▸ Task to carry out:
Collect all lines containing the word "into" from the data.

▸ Dataset rows:

[start]

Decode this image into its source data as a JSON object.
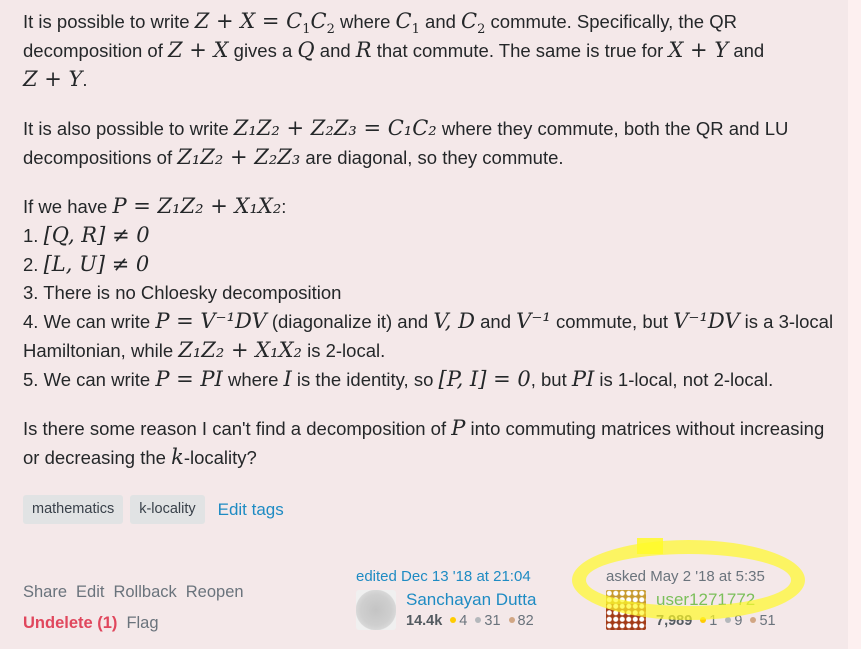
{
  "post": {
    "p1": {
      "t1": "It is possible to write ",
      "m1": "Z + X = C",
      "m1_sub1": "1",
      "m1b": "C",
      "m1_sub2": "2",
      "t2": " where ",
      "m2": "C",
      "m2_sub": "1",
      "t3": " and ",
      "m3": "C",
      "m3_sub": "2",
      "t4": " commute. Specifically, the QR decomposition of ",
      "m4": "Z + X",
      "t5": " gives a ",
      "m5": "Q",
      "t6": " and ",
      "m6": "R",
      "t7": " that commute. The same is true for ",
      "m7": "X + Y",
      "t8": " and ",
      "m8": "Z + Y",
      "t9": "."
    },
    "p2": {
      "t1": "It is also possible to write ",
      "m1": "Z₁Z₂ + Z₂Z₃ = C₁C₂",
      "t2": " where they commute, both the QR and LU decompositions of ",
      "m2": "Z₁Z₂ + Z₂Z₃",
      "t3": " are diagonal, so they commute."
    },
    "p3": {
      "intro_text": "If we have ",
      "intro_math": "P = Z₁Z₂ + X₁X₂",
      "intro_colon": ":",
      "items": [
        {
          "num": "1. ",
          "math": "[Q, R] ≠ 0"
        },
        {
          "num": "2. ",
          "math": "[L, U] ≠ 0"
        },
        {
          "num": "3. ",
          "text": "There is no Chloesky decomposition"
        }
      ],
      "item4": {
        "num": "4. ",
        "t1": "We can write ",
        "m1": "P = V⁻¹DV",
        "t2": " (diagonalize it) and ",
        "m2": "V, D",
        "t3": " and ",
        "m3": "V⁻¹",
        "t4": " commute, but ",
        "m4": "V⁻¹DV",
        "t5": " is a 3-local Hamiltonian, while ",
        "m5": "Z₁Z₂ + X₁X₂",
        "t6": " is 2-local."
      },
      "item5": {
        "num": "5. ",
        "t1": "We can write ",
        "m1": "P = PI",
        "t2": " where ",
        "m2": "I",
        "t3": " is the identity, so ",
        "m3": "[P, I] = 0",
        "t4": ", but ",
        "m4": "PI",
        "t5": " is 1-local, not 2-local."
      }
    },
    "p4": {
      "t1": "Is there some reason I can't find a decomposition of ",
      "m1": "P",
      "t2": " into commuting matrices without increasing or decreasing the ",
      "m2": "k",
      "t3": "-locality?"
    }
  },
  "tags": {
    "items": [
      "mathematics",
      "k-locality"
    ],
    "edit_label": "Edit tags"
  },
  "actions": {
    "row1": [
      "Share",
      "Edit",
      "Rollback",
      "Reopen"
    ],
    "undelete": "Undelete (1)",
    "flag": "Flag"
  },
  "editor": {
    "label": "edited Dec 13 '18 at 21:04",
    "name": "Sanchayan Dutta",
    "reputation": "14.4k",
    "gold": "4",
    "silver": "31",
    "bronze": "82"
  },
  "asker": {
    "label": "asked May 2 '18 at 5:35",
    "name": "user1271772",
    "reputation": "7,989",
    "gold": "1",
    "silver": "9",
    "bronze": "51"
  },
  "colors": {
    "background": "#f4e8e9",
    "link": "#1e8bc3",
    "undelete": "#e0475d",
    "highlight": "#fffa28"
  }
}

[end]
[start]

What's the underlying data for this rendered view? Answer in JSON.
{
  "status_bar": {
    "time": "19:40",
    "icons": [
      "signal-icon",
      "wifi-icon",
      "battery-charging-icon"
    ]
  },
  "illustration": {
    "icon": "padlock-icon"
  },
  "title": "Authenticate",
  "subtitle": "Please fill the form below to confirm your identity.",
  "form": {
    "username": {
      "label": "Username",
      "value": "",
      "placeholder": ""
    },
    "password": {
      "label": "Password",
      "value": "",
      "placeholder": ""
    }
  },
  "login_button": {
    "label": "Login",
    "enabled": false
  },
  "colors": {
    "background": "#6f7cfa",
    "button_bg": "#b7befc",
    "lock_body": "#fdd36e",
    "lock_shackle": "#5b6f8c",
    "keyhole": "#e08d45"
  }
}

[end]

▸ Result of the exercise:
Decode this image into its source data as a JSON object.
      "t2": " into commuting matrices without increasing or decreasing the ",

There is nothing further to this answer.